## What to produce
Below are the records. Gather each line that holds "Vision".

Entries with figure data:

----------------

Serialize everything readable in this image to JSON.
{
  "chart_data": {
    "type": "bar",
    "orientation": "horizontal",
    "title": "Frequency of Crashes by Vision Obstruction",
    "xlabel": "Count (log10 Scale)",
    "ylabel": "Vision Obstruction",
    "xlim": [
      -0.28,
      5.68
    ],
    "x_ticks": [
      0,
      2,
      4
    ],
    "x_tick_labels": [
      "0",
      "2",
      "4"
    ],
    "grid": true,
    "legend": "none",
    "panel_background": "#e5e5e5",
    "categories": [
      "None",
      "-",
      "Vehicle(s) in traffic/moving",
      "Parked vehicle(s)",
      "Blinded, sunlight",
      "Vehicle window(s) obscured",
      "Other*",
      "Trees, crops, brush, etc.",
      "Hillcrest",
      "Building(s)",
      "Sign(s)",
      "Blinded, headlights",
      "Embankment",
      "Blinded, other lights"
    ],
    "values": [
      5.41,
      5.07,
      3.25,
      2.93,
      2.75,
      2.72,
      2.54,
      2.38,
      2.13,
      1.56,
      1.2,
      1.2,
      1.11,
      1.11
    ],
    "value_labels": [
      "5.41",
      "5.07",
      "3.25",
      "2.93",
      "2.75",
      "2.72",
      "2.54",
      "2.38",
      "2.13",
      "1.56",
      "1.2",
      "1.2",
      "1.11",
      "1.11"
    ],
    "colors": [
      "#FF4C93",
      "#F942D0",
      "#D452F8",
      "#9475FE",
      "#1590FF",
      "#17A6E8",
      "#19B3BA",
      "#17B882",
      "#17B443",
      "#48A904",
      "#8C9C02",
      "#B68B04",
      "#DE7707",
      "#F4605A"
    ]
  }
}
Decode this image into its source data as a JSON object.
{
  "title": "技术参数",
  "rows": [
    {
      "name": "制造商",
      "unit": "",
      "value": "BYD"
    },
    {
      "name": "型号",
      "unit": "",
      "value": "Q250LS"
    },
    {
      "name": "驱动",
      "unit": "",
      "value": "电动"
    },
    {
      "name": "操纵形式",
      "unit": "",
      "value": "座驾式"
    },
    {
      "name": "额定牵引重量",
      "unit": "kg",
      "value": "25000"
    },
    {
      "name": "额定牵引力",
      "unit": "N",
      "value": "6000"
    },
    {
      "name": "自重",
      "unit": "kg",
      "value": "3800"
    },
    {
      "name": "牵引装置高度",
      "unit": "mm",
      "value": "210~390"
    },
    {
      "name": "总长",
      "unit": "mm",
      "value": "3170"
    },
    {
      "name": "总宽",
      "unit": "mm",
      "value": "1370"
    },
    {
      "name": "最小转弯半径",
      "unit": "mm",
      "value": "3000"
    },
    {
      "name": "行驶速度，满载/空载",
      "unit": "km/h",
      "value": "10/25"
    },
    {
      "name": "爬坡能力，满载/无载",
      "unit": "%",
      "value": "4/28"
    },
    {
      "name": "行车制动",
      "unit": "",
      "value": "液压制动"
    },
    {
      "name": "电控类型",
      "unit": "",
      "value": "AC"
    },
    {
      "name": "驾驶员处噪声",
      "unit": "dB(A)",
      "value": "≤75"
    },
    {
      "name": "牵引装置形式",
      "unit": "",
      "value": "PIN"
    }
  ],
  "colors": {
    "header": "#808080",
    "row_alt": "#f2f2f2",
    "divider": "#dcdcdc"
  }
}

----------------

## Answer in full
    "title": "Frequency of Crashes by Vision Obstruction",
    "ylabel": "Vision Obstruction",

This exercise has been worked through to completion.